### THE INPUT
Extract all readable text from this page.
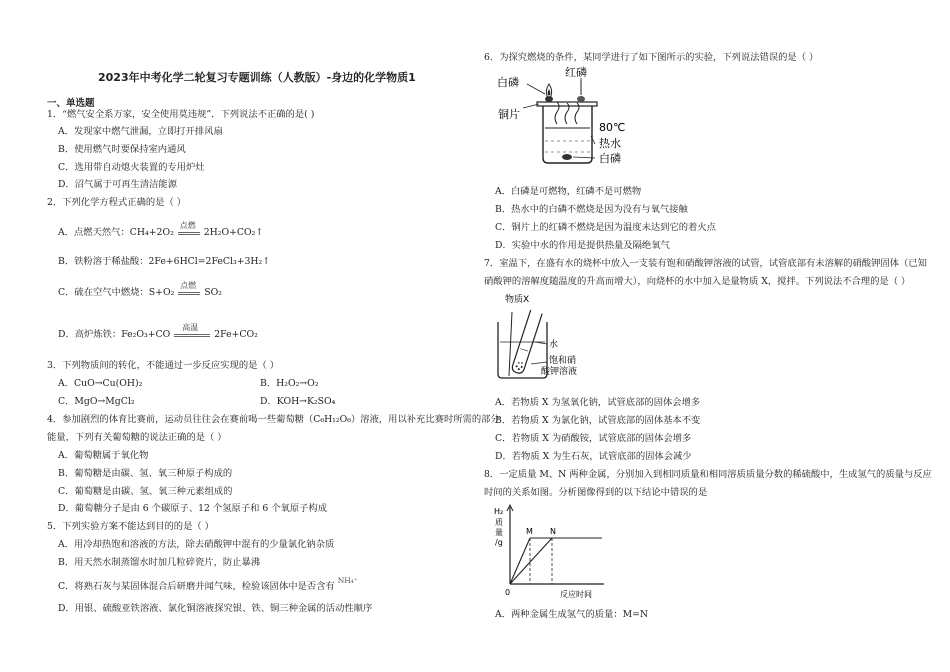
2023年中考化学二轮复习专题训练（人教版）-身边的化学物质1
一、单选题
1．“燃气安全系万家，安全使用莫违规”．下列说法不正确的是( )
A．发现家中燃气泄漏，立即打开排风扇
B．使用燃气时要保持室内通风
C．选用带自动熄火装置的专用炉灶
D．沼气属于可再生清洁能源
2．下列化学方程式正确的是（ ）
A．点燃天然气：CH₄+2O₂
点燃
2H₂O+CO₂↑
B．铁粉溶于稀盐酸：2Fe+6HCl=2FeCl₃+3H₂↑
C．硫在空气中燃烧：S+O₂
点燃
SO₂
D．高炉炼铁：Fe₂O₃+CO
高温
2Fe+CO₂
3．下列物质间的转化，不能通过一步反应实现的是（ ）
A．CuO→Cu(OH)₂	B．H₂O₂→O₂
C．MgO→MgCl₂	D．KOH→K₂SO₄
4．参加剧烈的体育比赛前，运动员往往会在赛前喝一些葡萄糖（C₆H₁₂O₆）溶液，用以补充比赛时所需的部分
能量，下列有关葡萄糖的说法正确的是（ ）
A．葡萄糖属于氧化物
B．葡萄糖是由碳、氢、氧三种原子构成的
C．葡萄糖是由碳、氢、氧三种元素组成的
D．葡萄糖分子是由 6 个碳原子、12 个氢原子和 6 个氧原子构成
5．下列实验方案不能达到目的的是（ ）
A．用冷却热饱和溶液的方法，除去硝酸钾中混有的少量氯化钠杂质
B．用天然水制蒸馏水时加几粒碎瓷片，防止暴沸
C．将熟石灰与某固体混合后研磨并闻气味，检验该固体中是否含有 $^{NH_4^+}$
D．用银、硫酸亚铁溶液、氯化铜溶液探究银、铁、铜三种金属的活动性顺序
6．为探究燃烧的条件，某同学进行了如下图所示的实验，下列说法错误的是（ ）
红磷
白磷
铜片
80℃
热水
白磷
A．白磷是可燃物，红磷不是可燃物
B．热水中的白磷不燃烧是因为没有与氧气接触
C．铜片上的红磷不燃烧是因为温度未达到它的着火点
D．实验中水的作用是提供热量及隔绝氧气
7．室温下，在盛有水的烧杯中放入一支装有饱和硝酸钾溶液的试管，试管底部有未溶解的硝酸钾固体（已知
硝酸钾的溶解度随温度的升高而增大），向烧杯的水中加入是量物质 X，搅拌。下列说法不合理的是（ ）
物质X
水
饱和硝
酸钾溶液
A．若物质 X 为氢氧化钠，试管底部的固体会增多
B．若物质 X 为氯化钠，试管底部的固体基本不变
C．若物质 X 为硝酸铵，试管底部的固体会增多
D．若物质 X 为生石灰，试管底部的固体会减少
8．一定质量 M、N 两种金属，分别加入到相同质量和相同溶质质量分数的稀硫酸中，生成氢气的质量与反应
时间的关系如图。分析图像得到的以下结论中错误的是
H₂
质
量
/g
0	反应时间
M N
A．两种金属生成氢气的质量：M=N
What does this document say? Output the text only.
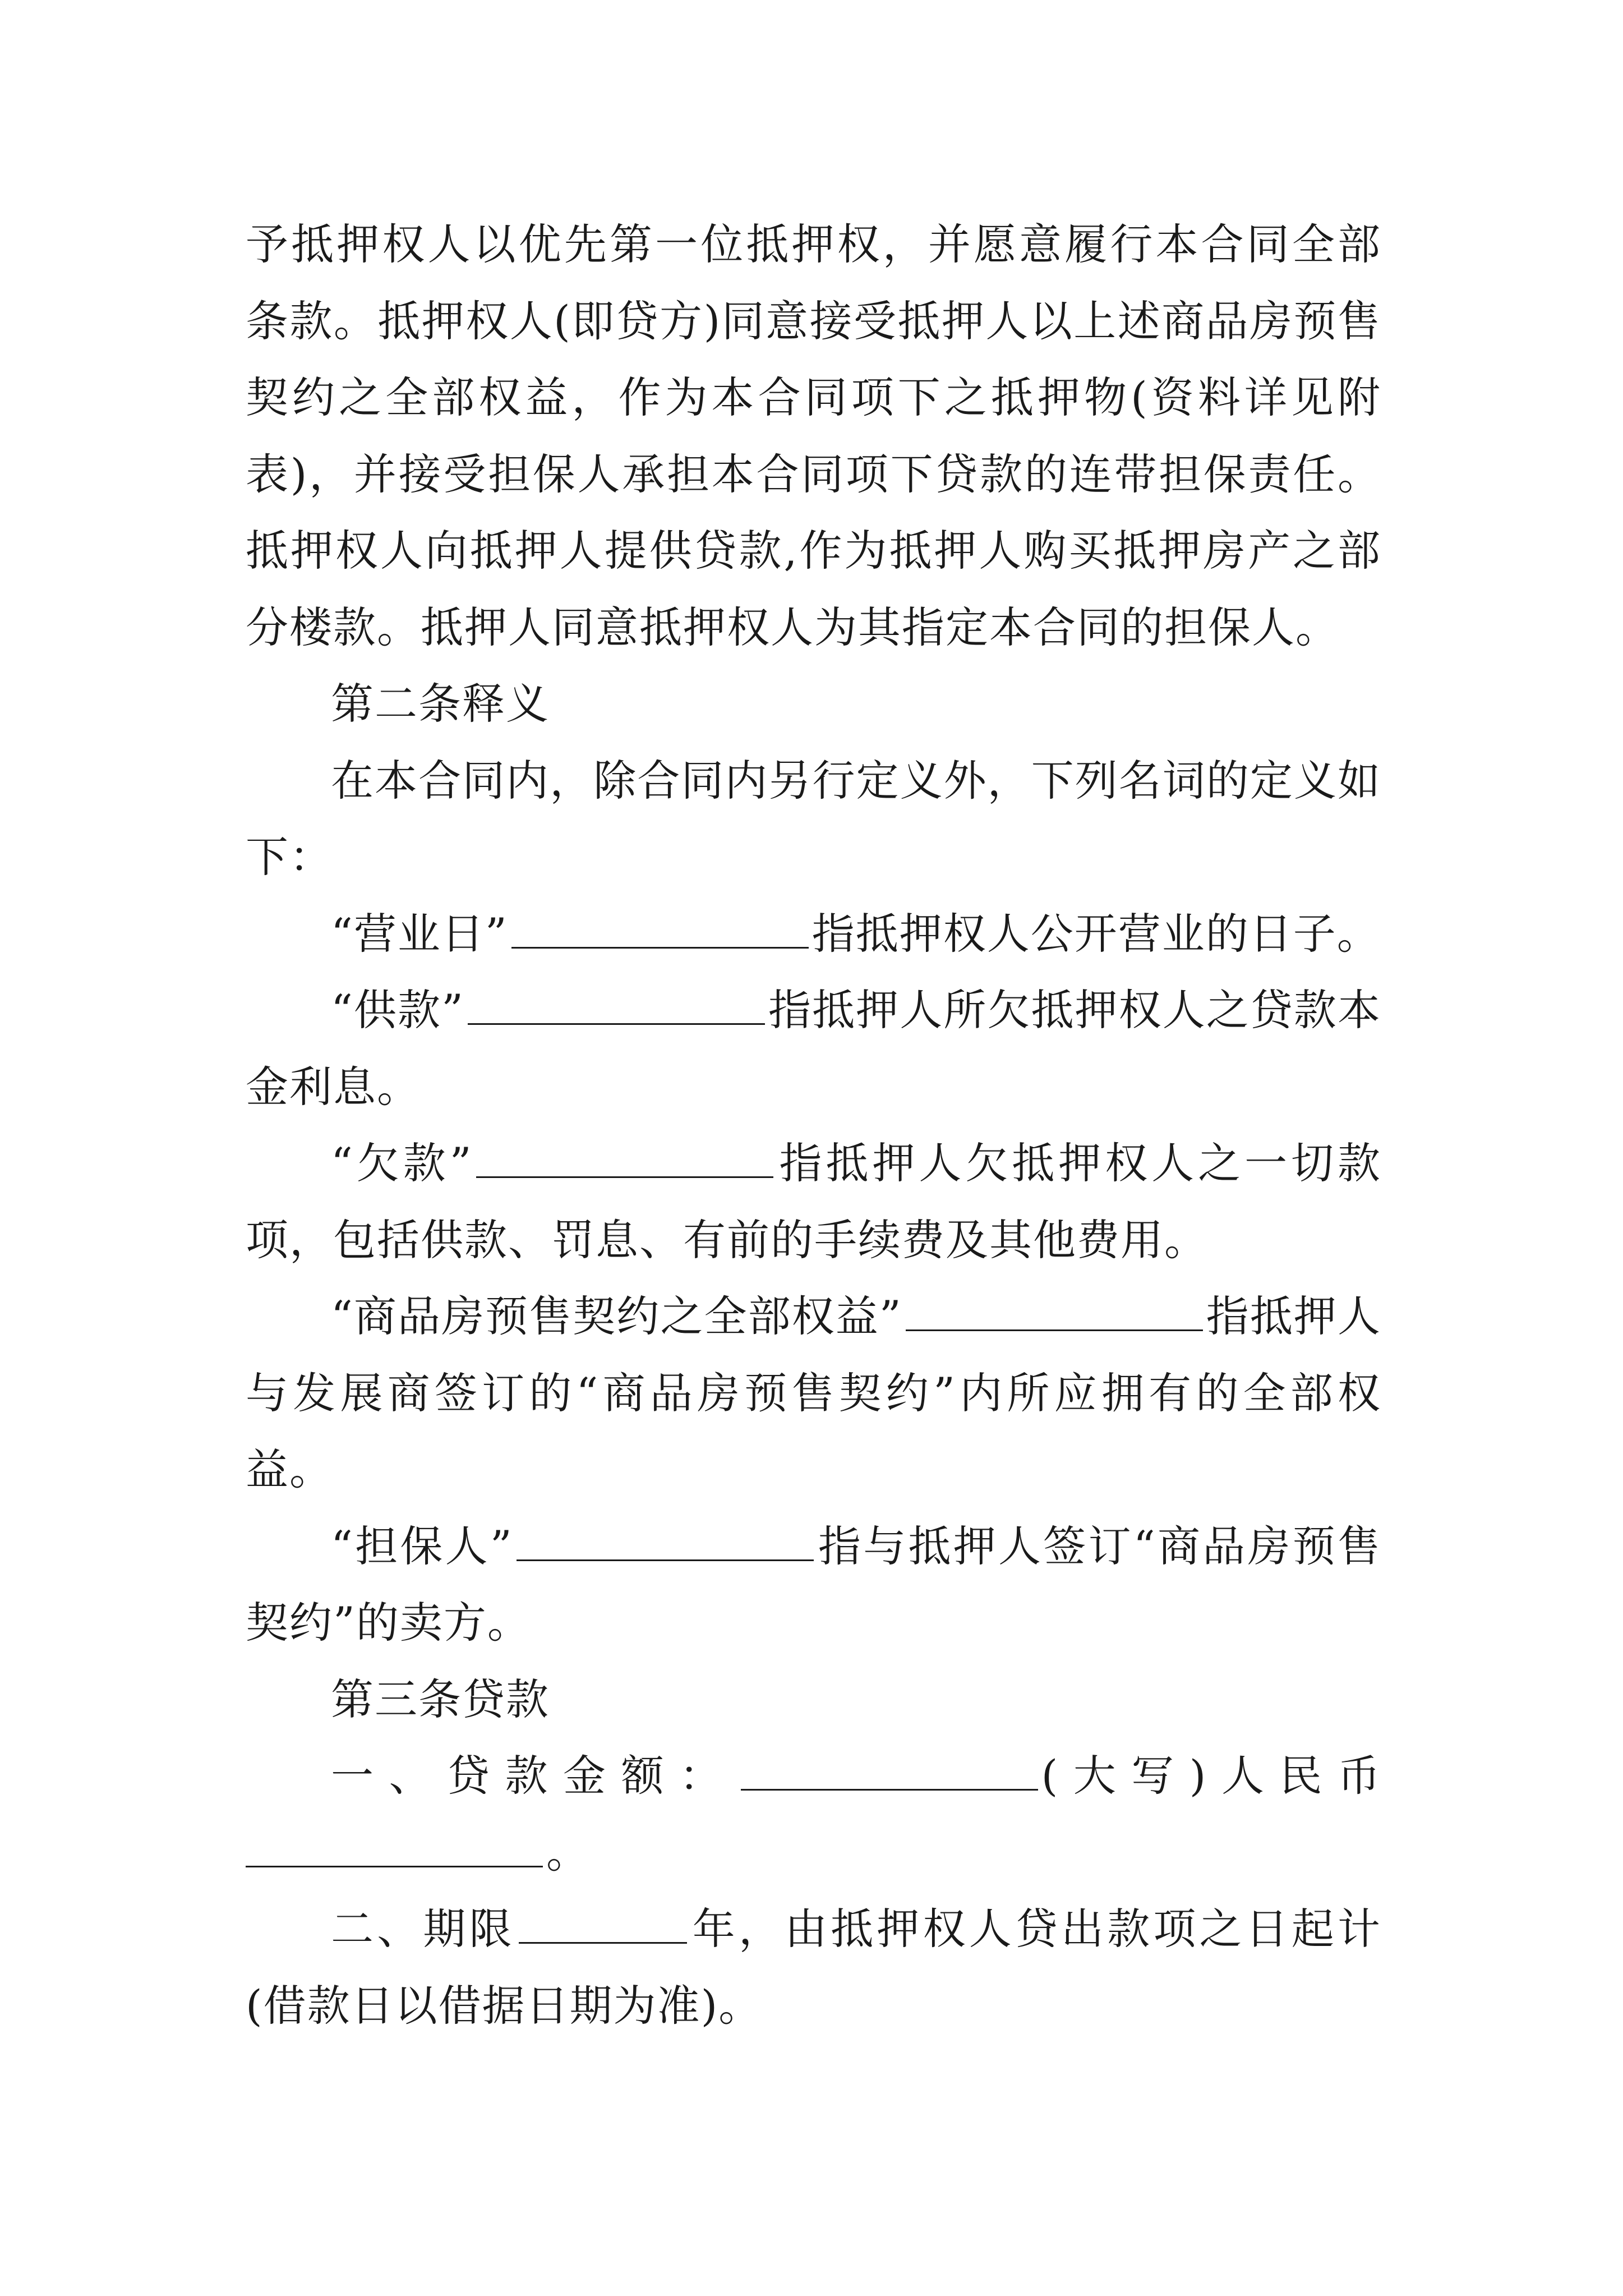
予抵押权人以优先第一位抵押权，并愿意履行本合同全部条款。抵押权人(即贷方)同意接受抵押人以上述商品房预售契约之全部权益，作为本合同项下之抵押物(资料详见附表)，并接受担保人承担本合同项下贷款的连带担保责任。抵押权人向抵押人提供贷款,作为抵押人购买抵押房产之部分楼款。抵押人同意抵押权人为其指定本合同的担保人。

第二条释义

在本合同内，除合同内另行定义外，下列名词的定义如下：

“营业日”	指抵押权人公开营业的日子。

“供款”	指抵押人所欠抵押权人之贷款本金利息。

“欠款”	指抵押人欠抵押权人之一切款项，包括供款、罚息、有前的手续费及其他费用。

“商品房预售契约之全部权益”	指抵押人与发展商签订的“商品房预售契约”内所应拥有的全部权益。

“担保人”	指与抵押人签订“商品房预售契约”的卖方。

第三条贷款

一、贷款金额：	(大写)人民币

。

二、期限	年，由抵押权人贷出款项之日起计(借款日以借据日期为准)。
######
EXERCISE OBJECTIVE
Copy every line in the entries above that has the string "试管底部的固体会增多" in it.

ANSWER
A．若物质 X 为氢氧化钠，试管底部的固体会增多
C．若物质 X 为硝酸铵，试管底部的固体会增多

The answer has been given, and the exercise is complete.